Record list
# # #
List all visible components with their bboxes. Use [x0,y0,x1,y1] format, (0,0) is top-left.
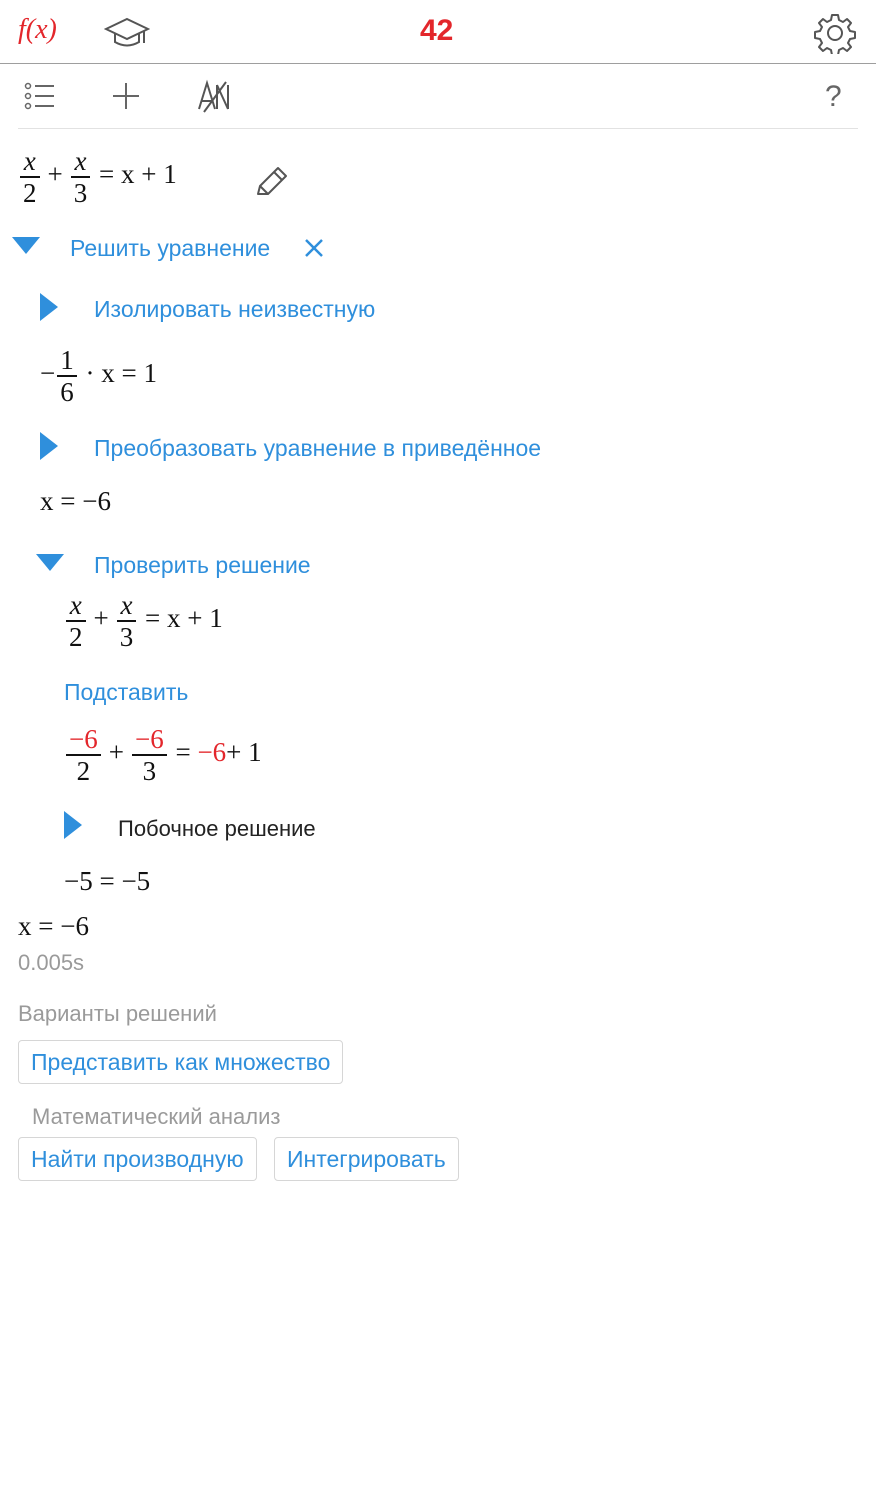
# # #
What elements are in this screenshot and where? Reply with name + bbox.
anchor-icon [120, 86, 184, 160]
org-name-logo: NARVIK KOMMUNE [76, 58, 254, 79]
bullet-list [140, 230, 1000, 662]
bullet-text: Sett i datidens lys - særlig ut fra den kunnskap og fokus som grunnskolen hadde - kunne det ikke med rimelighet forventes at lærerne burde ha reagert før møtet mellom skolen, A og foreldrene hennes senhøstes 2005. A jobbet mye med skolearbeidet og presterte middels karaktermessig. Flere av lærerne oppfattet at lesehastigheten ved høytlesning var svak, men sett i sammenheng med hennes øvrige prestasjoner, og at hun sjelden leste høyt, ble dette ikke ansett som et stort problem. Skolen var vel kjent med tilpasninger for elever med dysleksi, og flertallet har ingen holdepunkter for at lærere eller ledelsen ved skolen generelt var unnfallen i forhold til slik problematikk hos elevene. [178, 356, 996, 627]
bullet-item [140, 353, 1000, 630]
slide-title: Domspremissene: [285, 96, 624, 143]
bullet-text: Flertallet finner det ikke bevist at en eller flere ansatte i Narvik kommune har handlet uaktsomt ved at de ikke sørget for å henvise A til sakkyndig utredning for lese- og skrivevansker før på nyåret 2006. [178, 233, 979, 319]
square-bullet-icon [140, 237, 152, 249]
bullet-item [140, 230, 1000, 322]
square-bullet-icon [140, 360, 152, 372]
# # #
Exercise directions
Turn the items from the line containing "What elements are" through the line containing "slide-title: Domspremissene: [285, 96, 624, 143]", inclusive, into a Markdown table with the columns Row and Line, one numbered row per line and no blank lines.

The answer
| Row | Line |
|---|---|
| 1 | What elements are in this screenshot and where? Reply with name + bbox. |
| 2 | anchor-icon [120, 86, 184, 160] |
| 3 | org-name-logo: NARVIK KOMMUNE [76, 58, 254, 79] |
| 4 | bullet-list [140, 230, 1000, 662] |
| 5 | bullet-text: Sett i datidens lys - særlig ut fra den kunnskap og fokus som grunnskolen hadde - kunne det ikke med rimelighet forventes at lærerne burde ha reagert før møtet mellom skolen, A og foreldrene hennes senhøstes 2005. A jobbet mye med skolearbeidet og presterte middels karaktermessig. Flere av lærerne oppfattet at lesehastigheten ved høytlesning var svak, men sett i sammenheng med hennes øvrige prestasjoner, og at hun sjelden leste høyt, ble dette ikke ansett som et stort problem. Skolen var vel kjent med tilpasninger for elever med dysleksi, og flertallet har ingen holdepunkter for at lærere eller ledelsen ved skolen generelt var unnfallen i forhold til slik problematikk hos elevene. [178, 356, 996, 627] |
| 6 | bullet-item [140, 353, 1000, 630] |
| 7 | slide-title: Domspremissene: [285, 96, 624, 143] |